> **Given instruction**: Search the material for the word "上单调递增" and copy each line that holds it.

> **Data rows**:
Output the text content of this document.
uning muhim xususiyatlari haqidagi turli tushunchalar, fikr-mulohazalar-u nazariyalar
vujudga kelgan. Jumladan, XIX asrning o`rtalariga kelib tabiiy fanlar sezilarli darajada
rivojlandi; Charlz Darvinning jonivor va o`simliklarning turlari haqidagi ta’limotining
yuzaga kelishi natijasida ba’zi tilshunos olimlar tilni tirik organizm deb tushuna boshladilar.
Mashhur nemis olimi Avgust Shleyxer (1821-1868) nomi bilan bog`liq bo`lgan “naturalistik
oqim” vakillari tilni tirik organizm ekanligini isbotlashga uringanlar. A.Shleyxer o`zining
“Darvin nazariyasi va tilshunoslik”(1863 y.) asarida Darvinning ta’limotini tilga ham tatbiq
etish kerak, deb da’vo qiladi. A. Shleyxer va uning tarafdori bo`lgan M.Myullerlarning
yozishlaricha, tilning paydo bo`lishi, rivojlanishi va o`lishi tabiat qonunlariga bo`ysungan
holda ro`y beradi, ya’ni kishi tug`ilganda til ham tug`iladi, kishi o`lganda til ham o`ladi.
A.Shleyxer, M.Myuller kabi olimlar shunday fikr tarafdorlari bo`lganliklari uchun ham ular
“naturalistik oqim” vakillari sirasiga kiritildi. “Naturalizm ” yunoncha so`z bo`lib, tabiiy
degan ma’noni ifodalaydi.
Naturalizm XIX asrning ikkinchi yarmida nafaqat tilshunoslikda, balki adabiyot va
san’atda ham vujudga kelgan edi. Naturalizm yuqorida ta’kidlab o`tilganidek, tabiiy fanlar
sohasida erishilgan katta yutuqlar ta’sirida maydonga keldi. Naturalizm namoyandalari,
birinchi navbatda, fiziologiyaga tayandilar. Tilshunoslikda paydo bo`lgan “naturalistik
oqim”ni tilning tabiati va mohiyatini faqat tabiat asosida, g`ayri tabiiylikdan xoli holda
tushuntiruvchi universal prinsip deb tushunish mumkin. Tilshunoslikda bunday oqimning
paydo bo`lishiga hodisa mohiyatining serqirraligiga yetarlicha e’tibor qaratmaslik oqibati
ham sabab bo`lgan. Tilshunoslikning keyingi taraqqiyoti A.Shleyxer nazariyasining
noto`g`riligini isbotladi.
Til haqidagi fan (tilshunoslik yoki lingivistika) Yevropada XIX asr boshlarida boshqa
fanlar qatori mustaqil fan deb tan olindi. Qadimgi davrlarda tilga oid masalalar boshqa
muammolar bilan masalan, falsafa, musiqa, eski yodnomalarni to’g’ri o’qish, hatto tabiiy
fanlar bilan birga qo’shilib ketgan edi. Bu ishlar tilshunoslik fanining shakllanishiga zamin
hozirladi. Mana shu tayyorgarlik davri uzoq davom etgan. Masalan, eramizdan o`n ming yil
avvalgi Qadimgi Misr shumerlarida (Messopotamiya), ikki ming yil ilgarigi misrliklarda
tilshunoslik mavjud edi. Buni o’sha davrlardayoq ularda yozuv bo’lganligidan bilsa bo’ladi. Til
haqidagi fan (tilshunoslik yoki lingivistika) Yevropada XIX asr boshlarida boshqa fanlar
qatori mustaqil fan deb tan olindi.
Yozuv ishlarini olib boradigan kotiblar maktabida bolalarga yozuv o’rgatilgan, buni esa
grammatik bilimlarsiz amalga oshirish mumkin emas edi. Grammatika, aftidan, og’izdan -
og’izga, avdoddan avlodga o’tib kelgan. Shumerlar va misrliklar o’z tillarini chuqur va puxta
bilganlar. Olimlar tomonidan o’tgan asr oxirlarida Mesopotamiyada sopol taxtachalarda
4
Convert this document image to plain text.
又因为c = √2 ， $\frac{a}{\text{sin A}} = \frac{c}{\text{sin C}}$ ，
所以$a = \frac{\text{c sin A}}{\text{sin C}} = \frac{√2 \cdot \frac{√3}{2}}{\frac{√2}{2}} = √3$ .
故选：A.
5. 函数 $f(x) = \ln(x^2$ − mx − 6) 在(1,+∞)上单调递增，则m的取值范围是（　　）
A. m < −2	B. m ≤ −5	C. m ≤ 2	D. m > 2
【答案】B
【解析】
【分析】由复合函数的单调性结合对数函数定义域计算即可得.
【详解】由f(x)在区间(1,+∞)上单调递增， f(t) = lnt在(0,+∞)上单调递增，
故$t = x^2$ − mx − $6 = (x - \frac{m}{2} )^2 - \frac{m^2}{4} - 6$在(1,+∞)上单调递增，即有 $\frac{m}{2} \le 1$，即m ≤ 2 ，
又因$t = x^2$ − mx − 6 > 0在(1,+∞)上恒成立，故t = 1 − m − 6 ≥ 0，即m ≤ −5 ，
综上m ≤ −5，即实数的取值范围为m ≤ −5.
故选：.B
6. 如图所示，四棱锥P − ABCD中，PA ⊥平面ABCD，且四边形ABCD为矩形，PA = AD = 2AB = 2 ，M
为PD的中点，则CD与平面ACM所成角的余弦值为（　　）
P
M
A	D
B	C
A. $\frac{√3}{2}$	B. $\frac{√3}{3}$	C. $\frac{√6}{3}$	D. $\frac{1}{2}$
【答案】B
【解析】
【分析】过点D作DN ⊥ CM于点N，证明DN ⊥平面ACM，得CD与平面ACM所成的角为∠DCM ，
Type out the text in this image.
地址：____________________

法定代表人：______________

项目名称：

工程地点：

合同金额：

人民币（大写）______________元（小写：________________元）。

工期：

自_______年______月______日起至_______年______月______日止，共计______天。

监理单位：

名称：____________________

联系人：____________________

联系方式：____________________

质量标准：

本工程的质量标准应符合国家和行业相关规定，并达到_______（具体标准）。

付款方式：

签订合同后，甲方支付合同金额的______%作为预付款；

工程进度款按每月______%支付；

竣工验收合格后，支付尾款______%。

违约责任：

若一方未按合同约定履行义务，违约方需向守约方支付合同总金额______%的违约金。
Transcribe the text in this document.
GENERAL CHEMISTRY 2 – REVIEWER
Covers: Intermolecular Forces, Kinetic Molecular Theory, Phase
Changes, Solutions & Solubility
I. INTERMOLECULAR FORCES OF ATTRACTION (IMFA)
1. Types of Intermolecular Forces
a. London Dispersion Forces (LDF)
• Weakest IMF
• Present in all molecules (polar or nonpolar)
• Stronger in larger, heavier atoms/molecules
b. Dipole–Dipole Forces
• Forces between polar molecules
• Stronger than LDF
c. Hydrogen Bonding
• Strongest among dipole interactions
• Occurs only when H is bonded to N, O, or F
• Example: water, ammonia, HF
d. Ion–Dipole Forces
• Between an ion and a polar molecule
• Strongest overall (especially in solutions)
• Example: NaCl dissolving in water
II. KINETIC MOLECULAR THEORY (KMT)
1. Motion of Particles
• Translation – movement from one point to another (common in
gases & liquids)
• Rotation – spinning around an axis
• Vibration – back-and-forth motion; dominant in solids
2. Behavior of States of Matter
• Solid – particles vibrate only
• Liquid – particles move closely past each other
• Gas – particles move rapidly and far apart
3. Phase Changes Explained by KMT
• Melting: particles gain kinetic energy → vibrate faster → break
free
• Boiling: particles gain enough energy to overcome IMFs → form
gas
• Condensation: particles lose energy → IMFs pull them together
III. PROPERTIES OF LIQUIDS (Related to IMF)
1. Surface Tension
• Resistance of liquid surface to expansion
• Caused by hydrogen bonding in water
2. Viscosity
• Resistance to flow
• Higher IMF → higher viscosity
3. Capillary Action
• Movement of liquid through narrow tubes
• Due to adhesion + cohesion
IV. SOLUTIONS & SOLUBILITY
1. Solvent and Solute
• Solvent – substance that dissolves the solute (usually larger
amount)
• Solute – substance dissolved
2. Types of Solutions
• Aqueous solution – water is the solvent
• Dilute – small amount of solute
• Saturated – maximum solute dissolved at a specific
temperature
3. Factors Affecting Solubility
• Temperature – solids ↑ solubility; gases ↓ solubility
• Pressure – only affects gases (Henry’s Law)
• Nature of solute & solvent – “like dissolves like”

> **Response**:
5. 函数 $f(x) = \ln(x^2$ − mx − 6) 在(1,+∞)上单调递增，则m的取值范围是（　　）
【详解】由f(x)在区间(1,+∞)上单调递增， f(t) = lnt在(0,+∞)上单调递增，
故$t = x^2$ − mx − $6 = (x - \frac{m}{2} )^2 - \frac{m^2}{4} - 6$在(1,+∞)上单调递增，即有 $\frac{m}{2} \le 1$，即m ≤ 2 ，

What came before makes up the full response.